[Figure content listings]
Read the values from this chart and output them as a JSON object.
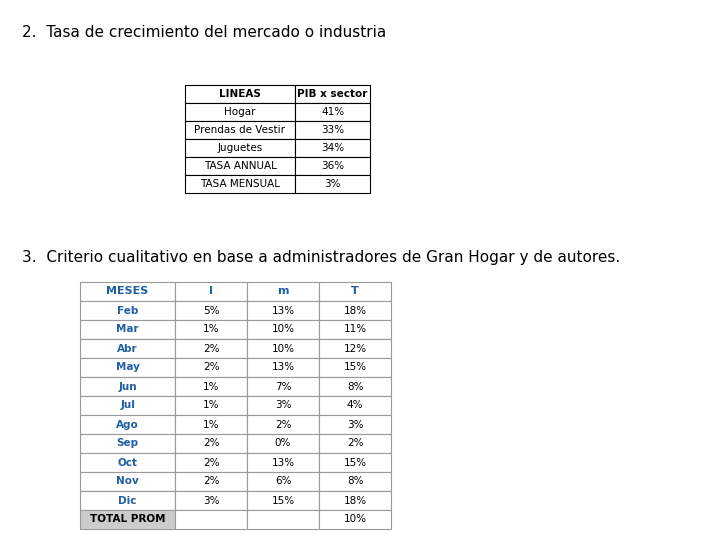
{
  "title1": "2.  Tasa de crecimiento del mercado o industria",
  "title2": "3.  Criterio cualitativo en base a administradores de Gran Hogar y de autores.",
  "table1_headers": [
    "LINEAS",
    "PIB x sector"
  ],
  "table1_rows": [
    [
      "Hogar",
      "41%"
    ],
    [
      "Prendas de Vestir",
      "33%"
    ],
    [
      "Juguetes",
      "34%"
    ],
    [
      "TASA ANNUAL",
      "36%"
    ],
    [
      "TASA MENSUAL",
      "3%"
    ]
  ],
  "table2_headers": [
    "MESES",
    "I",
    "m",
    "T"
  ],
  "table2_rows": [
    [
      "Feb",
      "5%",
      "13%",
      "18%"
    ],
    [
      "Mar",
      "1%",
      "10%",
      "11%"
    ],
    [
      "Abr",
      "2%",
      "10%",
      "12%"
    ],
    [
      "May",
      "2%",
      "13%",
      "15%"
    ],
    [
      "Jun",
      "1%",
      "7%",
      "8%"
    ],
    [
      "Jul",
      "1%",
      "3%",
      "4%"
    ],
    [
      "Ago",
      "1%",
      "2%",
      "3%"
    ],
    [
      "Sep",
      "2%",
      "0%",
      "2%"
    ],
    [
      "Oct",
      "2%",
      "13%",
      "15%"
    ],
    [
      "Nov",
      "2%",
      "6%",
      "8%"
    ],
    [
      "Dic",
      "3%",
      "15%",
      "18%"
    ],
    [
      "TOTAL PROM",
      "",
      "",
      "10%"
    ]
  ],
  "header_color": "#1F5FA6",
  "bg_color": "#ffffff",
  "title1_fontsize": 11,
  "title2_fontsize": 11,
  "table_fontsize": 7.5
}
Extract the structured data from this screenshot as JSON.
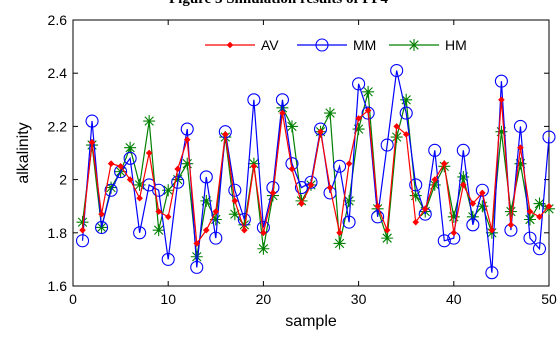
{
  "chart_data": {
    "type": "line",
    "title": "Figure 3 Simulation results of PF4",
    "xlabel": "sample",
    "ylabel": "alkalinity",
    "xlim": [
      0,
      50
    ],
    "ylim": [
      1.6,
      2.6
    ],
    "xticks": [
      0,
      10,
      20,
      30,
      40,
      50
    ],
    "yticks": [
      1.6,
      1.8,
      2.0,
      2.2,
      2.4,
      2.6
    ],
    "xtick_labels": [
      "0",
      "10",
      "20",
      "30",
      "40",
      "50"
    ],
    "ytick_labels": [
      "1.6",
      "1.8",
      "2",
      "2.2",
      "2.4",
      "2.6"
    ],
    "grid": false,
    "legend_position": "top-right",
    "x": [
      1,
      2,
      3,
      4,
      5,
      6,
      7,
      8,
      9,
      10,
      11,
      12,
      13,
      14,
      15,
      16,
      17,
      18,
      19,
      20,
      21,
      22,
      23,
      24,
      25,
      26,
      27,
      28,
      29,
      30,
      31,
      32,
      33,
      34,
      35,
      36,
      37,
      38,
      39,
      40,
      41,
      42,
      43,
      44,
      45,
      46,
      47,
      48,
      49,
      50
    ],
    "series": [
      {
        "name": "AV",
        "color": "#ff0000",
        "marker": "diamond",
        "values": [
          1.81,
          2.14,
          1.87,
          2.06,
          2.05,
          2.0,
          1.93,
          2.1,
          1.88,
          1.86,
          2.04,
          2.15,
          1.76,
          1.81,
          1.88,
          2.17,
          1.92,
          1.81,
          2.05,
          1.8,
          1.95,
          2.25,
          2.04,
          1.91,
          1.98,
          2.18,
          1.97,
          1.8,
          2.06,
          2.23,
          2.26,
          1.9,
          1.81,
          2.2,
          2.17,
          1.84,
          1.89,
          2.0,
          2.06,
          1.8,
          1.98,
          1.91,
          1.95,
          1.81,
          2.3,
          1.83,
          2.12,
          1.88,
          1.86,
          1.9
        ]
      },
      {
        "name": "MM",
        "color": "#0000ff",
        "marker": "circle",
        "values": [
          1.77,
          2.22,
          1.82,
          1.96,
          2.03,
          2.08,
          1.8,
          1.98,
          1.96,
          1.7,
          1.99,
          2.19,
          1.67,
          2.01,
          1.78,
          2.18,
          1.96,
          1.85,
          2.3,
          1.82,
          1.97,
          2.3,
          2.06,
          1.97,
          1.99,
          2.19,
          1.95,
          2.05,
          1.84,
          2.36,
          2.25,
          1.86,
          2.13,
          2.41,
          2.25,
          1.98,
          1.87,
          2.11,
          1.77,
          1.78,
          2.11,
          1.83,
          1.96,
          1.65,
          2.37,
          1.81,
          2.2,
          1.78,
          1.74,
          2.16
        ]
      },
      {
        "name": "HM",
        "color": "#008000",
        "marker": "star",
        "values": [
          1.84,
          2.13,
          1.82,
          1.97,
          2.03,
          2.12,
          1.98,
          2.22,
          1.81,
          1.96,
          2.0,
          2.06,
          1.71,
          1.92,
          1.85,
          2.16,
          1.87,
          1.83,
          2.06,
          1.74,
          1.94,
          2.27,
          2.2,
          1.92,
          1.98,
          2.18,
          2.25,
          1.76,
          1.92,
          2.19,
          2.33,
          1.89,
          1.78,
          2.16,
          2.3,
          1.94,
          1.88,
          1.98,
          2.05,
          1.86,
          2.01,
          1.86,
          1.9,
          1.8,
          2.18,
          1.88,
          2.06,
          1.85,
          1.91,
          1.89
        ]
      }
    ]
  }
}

PROBLEM DETAILS
Filter the listing above by the word "this"; copy each line that passes.

WORKED SOLUTION
Read the values from this chart and output them as a JSON object.
Extract the structured data from this screenshot as JSON.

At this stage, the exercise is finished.